• **STATED GOAL 1**:
According to the linear actuator text, where is the torsion bar 40 accommodated in the second embodiment?

===== EXCERPTED TEXT =====

When the spindle 36 is inserted into the nut (not shown), a stop ring 42 located on the outside of the upper end of the spindle 36 comes to a stop with the nut (not shown), so that here too the spindle 36 is held in a rotationally fixed manner, while the remaining rotational energy is absorbed by the elastic twisting of the torsion bar 40.

Here too, the signal for interrupting the power supply to the electric motor during braking can be generated by the torsion bar 40.

In both versions, the axial length of the linear actuator is not increased by the torsion spring element. In the first embodiment, the helical spring 28 serving as a torsion spring element simultaneously forms the axial mount for the spindles in the retracted state. In the second embodiment, the torsion bar 40 serving as a torsion spring element is accommodated coaxially inside the spindle 36.

Claims (9)

=====

• **STATED GOAL 2**:
In the records, echo the part that opens with the line containing "grid-cell: N xyxy=(807,698,832,737)" and closes with the line containing "grid-cell: N xyxy=(1207,764,1232,803)", both lines included.

===== DATASET RECORDS =====

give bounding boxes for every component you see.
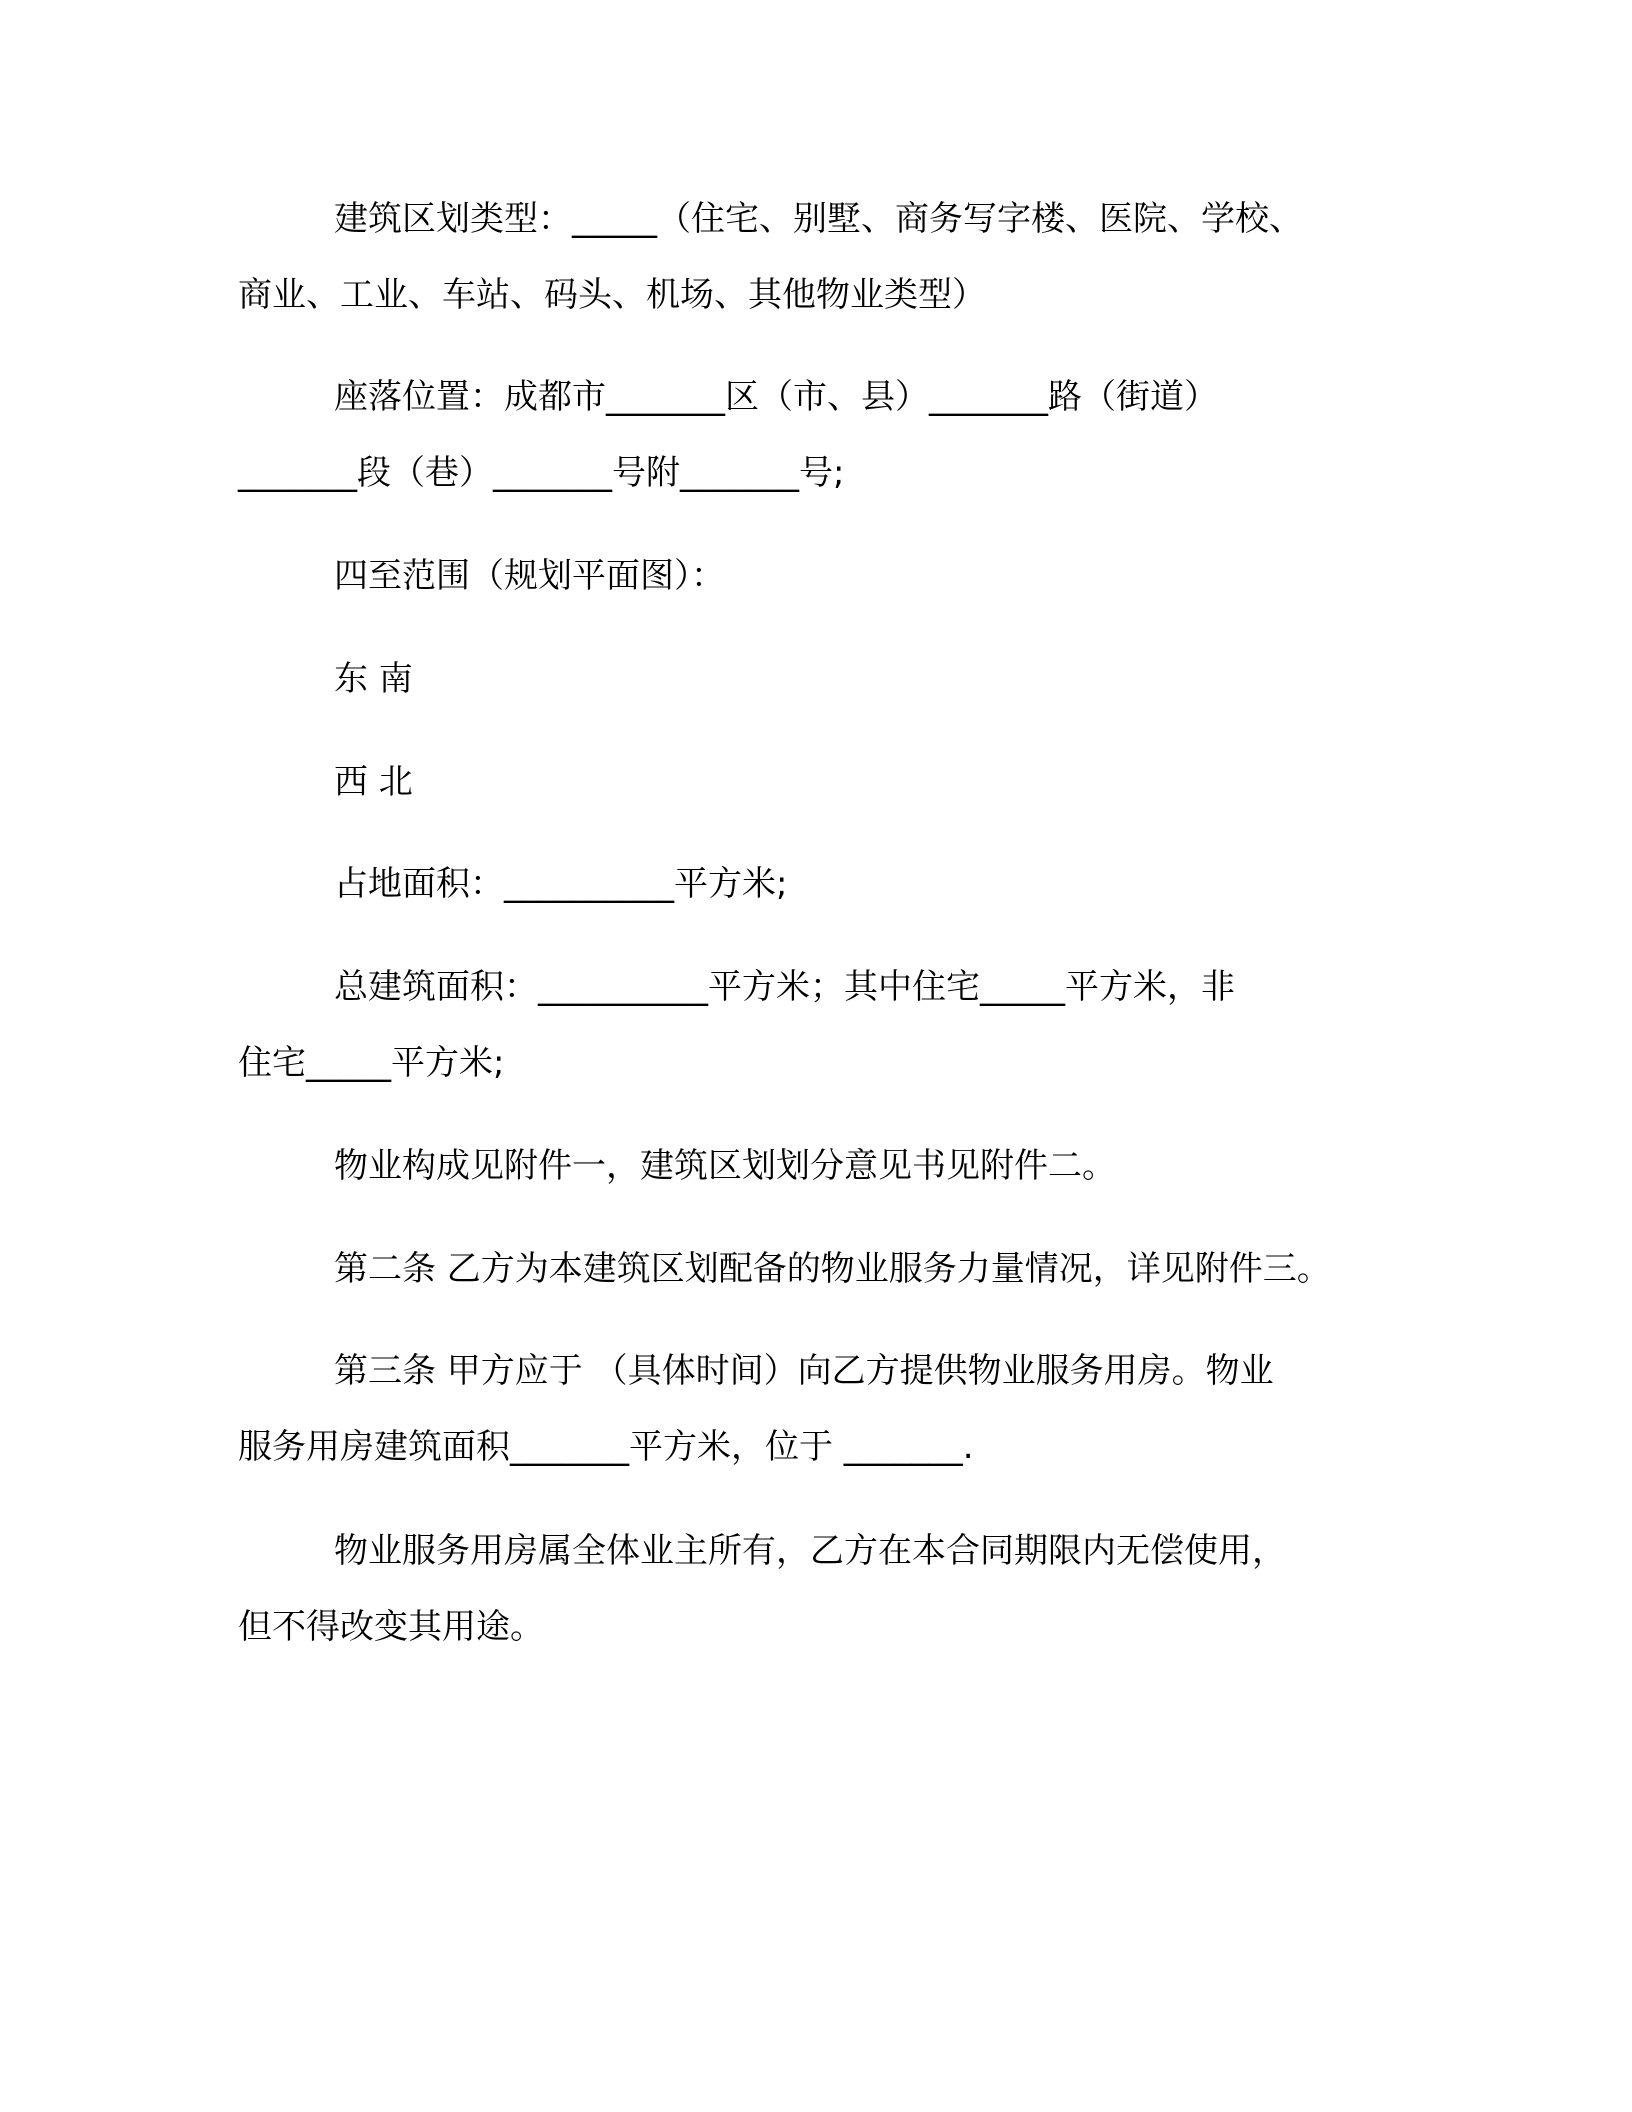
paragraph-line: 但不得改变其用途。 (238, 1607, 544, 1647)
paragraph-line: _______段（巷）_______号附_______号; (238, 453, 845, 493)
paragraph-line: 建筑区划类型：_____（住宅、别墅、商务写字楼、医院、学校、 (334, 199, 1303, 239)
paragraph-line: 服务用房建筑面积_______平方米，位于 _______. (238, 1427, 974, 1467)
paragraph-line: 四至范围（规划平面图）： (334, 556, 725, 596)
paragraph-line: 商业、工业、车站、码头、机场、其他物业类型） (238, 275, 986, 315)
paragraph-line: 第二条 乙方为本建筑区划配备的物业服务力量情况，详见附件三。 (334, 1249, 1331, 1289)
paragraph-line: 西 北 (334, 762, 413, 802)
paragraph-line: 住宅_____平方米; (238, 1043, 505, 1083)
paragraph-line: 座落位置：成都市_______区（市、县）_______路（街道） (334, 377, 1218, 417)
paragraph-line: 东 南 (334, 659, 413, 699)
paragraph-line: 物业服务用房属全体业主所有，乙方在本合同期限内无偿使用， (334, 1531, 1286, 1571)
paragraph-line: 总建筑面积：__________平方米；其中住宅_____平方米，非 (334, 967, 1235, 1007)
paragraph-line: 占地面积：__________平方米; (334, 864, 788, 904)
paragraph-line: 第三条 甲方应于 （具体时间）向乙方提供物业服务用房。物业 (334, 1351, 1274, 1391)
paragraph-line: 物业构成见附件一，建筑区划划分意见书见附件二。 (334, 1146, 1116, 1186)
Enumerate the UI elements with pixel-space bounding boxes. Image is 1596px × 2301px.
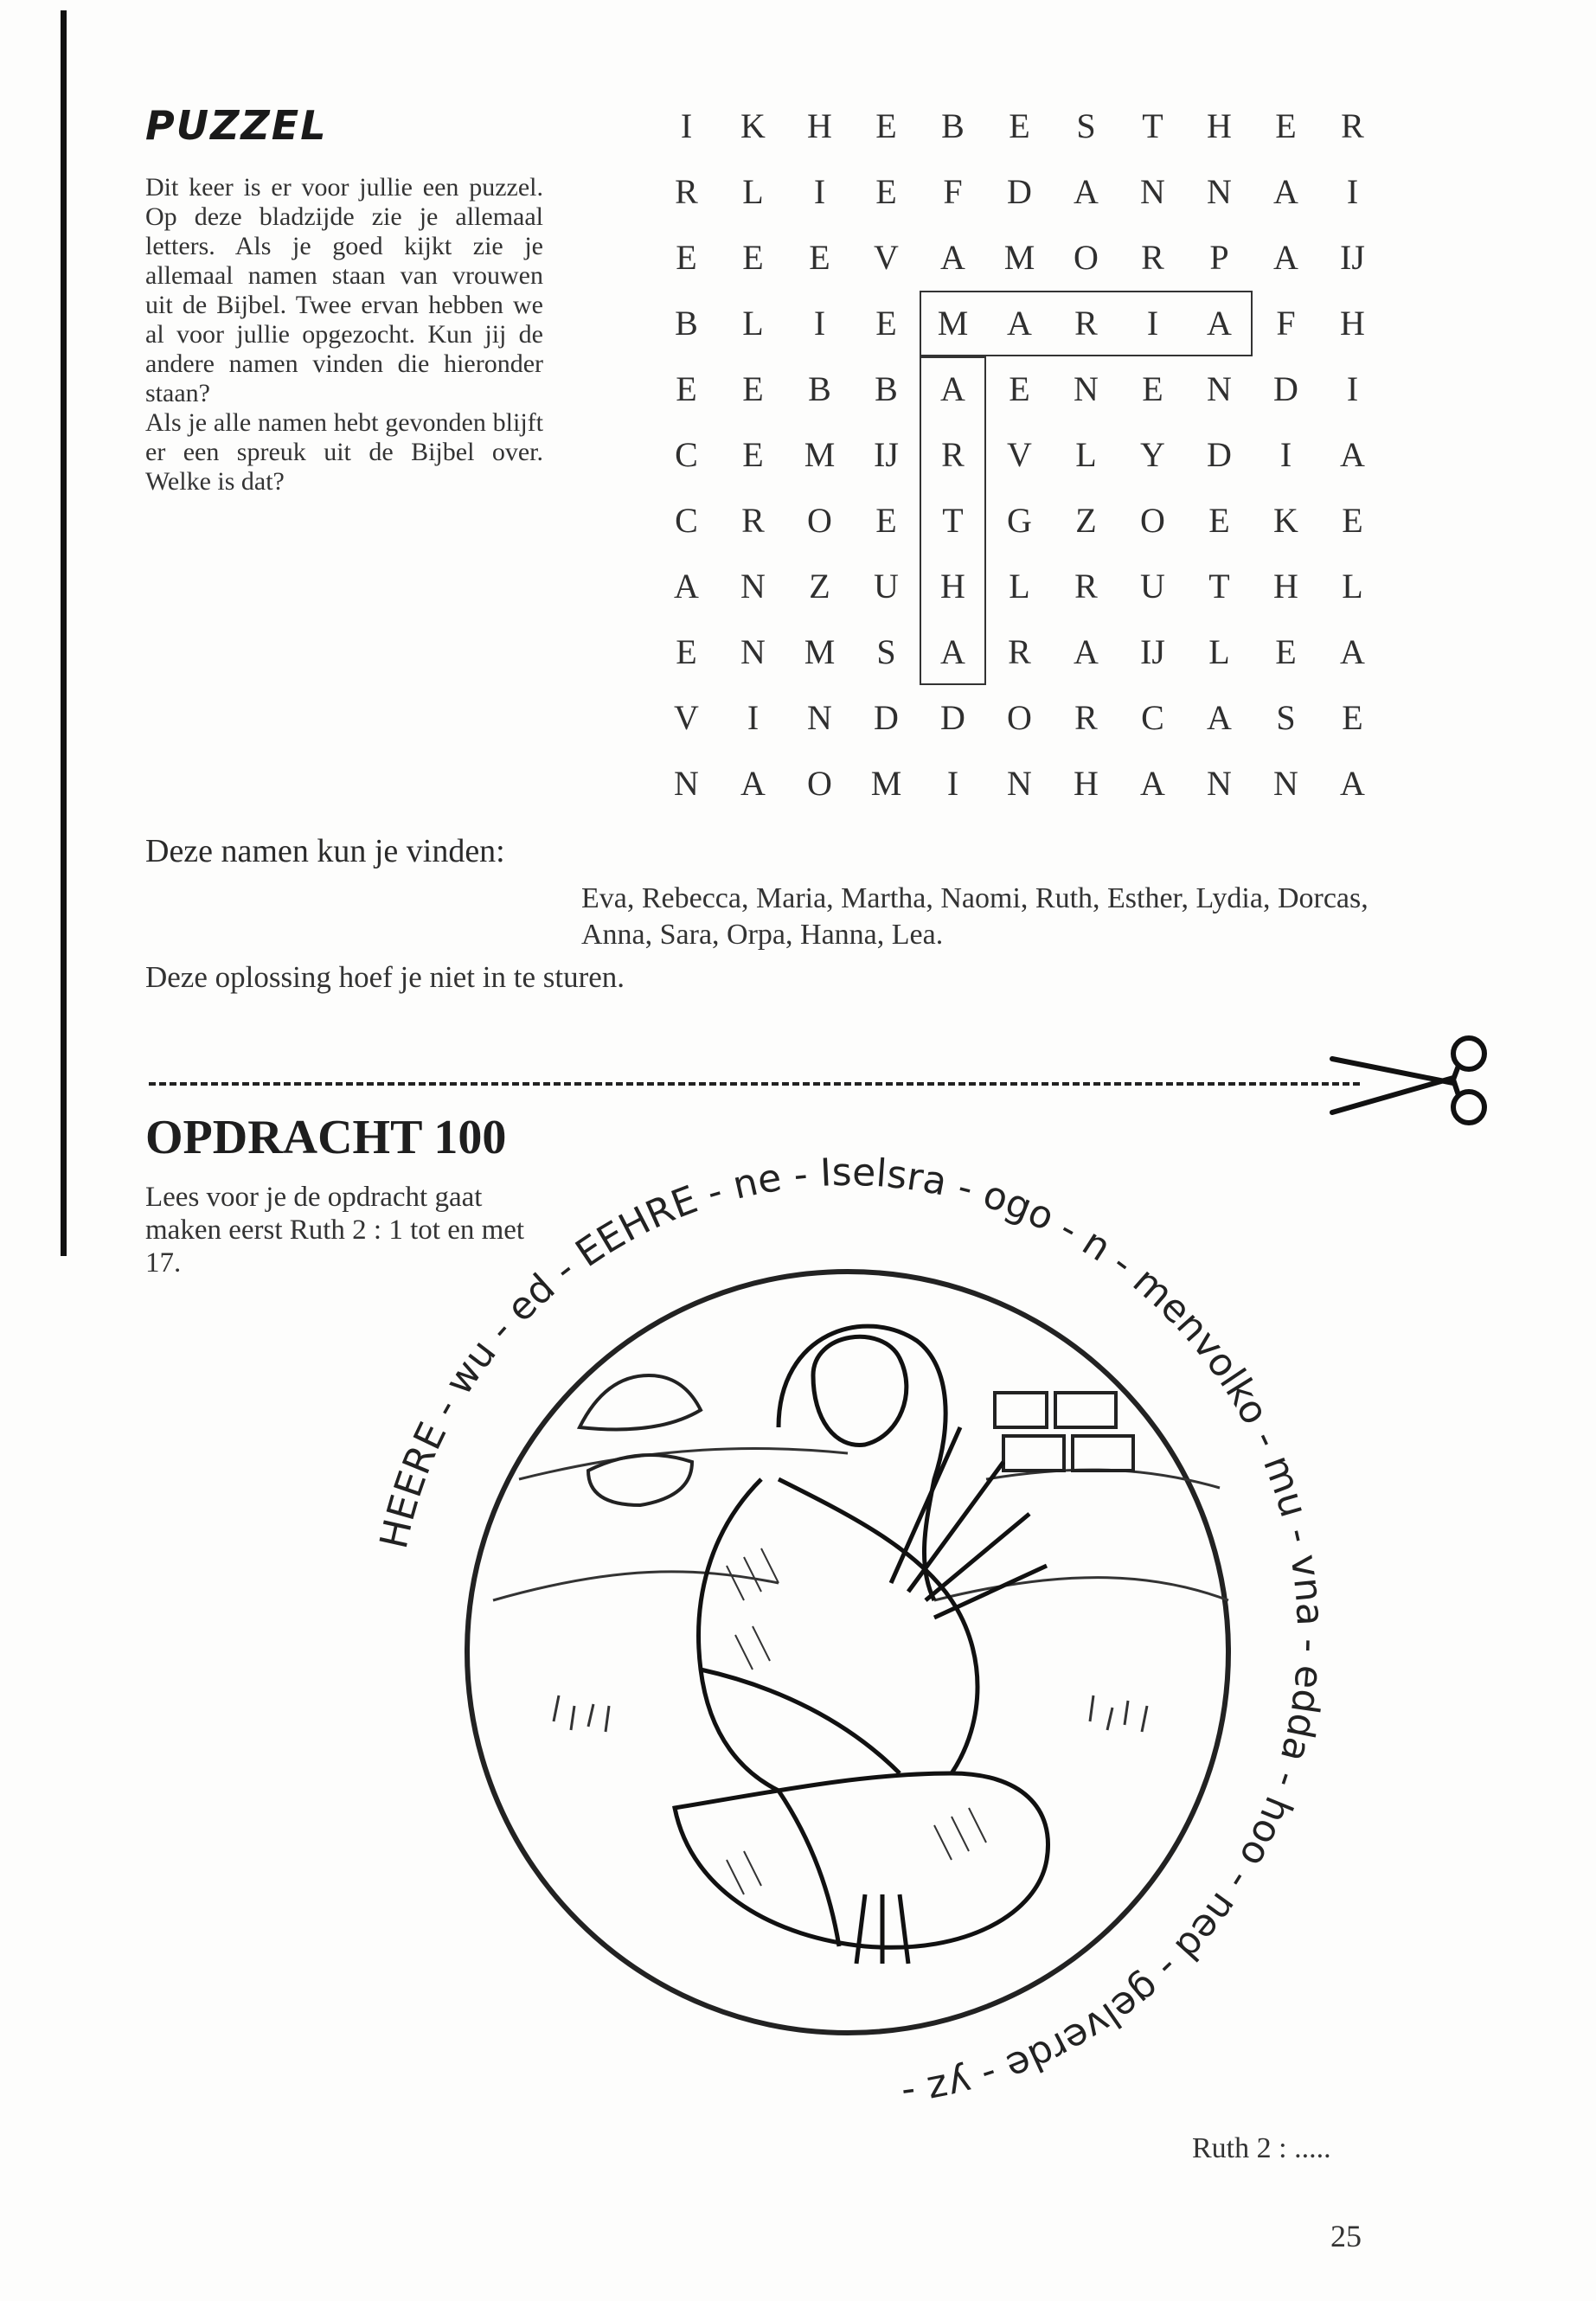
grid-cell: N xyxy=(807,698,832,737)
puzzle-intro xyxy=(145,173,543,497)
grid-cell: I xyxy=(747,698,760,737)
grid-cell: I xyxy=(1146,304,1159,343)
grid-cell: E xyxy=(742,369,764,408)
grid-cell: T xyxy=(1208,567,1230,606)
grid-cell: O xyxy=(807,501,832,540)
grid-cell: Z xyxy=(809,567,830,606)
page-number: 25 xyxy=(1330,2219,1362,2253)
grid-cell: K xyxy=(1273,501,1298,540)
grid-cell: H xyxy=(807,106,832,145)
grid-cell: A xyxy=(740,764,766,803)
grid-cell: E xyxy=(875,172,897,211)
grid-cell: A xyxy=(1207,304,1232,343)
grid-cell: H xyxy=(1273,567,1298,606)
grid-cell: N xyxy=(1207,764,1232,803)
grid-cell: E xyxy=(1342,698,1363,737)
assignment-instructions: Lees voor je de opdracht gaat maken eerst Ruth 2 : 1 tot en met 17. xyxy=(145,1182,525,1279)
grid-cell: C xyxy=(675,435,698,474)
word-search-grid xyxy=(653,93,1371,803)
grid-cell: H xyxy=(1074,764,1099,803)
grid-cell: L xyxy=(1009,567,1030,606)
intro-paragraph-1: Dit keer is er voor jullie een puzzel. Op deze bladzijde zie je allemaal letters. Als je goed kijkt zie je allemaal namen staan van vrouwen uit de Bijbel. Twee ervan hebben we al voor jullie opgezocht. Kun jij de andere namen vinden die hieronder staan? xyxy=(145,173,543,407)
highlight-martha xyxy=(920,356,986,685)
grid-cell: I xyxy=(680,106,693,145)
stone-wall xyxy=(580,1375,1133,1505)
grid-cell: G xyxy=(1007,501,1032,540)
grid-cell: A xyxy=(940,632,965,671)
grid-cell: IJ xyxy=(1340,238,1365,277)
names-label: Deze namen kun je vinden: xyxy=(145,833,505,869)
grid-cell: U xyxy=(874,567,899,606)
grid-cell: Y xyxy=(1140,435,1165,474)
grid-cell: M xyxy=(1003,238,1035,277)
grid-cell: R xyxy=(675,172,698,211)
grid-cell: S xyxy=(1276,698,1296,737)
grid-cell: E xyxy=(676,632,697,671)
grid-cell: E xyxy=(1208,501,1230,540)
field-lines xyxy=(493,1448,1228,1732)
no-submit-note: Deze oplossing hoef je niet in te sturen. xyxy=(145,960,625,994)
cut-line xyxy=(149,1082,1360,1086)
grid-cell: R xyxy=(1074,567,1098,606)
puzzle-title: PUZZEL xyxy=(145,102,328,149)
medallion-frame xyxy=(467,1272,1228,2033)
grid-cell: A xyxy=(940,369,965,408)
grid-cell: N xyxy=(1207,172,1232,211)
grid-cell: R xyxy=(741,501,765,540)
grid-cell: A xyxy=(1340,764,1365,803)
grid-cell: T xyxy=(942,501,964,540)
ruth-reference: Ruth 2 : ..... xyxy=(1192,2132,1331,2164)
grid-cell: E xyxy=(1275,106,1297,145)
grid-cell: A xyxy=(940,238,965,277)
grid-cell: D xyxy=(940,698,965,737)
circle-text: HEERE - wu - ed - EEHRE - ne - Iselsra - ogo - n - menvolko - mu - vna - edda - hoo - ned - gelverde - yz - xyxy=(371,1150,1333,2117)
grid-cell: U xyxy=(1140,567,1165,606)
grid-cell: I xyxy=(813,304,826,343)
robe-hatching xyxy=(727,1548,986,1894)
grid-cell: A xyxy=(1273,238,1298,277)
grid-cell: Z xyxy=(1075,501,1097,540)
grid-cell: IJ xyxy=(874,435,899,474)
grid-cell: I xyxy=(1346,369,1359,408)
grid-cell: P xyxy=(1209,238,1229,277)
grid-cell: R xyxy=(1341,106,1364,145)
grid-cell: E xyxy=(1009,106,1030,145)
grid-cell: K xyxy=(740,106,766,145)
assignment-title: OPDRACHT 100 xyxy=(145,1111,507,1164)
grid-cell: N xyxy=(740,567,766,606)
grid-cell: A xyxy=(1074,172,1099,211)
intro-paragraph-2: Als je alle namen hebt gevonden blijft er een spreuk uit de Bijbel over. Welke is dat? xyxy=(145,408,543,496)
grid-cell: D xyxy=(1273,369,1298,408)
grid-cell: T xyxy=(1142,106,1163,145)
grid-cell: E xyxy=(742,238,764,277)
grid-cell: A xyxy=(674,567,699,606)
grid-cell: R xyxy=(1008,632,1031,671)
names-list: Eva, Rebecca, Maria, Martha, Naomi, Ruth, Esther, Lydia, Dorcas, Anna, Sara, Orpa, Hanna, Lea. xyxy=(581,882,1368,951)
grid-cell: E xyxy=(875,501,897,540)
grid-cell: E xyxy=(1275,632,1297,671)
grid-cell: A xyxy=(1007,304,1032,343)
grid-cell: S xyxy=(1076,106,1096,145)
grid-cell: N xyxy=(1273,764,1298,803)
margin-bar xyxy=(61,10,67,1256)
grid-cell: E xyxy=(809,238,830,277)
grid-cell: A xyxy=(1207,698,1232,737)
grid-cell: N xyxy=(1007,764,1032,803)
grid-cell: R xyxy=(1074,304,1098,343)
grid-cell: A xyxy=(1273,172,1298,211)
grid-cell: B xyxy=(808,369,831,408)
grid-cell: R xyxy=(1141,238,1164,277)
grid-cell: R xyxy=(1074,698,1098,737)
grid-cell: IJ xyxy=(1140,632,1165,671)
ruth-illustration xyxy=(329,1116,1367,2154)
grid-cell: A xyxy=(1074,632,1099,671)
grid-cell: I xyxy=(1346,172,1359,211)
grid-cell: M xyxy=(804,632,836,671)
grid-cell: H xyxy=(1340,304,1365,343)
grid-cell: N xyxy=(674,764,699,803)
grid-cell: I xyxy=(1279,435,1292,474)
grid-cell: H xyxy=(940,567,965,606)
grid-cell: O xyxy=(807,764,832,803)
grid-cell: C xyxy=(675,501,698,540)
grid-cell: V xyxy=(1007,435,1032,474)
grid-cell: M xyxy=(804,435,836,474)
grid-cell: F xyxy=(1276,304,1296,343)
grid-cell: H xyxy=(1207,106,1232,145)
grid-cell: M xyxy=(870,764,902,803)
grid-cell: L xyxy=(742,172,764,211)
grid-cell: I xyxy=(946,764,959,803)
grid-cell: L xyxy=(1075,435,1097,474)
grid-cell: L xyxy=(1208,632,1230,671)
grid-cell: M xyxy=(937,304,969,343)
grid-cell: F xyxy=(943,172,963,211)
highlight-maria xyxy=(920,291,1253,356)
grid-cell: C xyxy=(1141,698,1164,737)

=====

• **COMPLETE ANSWER 1**:
It is accommodated coaxially inside the spindle 36.

• **COMPLETE ANSWER 2**:
grid-cell: N xyxy=(807,698,832,737)
puzzle-intro xyxy=(145,173,543,497)
grid-cell: I xyxy=(747,698,760,737)
grid-cell: I xyxy=(1146,304,1159,343)
grid-cell: E xyxy=(742,369,764,408)
grid-cell: T xyxy=(1208,567,1230,606)
grid-cell: O xyxy=(807,501,832,540)
grid-cell: Z xyxy=(809,567,830,606)
page-number: 25 xyxy=(1330,2219,1362,2253)
grid-cell: K xyxy=(1273,501,1298,540)
grid-cell: H xyxy=(807,106,832,145)
grid-cell: A xyxy=(740,764,766,803)
grid-cell: E xyxy=(875,172,897,211)
grid-cell: A xyxy=(1207,304,1232,343)
grid-cell: H xyxy=(1273,567,1298,606)
grid-cell: N xyxy=(1207,764,1232,803)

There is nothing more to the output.